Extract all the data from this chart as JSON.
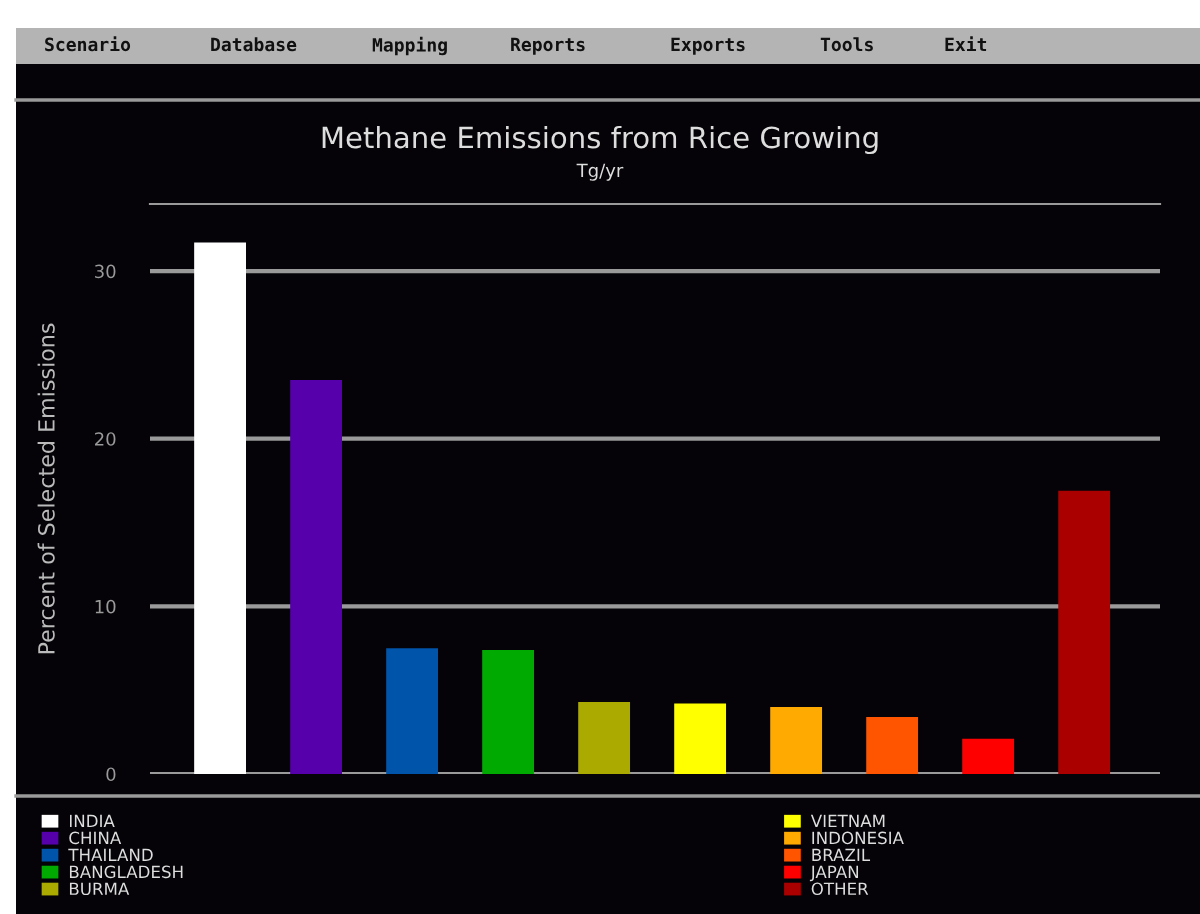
{
  "chart_data": {
    "type": "bar",
    "title": "Methane Emissions from Rice Growing",
    "subtitle": "Tg/yr",
    "ylabel": "Percent of Selected Emissions",
    "annotations": [
      "Scenario",
      "Database",
      "Mapping",
      "Reports",
      "Exports",
      "Tools",
      "Exit"
    ],
    "categories": [
      null
    ],
    "series": [
      {
        "name": "INDIA",
        "color": "#ffffff",
        "values": [
          31.7
        ]
      },
      {
        "name": "CHINA",
        "color": "#5500aa",
        "values": [
          23.5
        ]
      },
      {
        "name": "THAILAND",
        "color": "#0055aa",
        "values": [
          7.5
        ]
      },
      {
        "name": "BANGLADESH",
        "color": "#00aa00",
        "values": [
          7.4
        ]
      },
      {
        "name": "BURMA",
        "color": "#aaaa00",
        "values": [
          4.3
        ]
      },
      {
        "name": "VIETNAM",
        "color": "#ffff00",
        "values": [
          4.2
        ]
      },
      {
        "name": "INDONESIA",
        "color": "#ffaa00",
        "values": [
          4.0
        ]
      },
      {
        "name": "BRAZIL",
        "color": "#ff5500",
        "values": [
          3.4
        ]
      },
      {
        "name": "JAPAN",
        "color": "#ff0000",
        "values": [
          2.1
        ]
      },
      {
        "name": "OTHER",
        "color": "#aa0000",
        "values": [
          16.9
        ]
      }
    ],
    "ylim": [
      0,
      34
    ],
    "yticks": [
      0,
      10,
      20,
      30
    ],
    "grid": "y",
    "legend": "bottom",
    "tick_labels": "y"
  }
}
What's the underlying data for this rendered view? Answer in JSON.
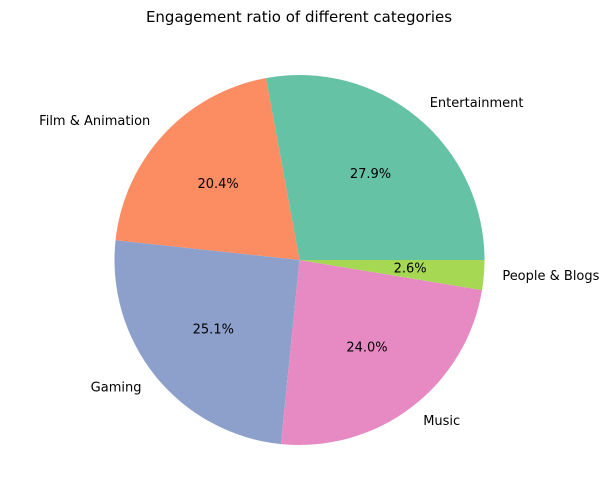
{
  "chart_data": {
    "type": "pie",
    "title": "Engagement ratio of different categories",
    "slices": [
      {
        "label": "Entertainment",
        "value": 27.9,
        "pct_label": "27.9%",
        "color": "#66c2a5"
      },
      {
        "label": "Film & Animation",
        "value": 20.4,
        "pct_label": "20.4%",
        "color": "#fc8d62"
      },
      {
        "label": "Gaming",
        "value": 25.1,
        "pct_label": "25.1%",
        "color": "#8da0cb"
      },
      {
        "label": "Music",
        "value": 24.0,
        "pct_label": "24.0%",
        "color": "#e78ac3"
      },
      {
        "label": "People & Blogs",
        "value": 2.6,
        "pct_label": "2.6%",
        "color": "#a6d854"
      }
    ],
    "start_angle_deg": 0,
    "direction": "counterclockwise",
    "legend": "none"
  }
}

DIRECTION: Write only the number of lines in the records that include the word "categories".

FINISHED ANSWER: 2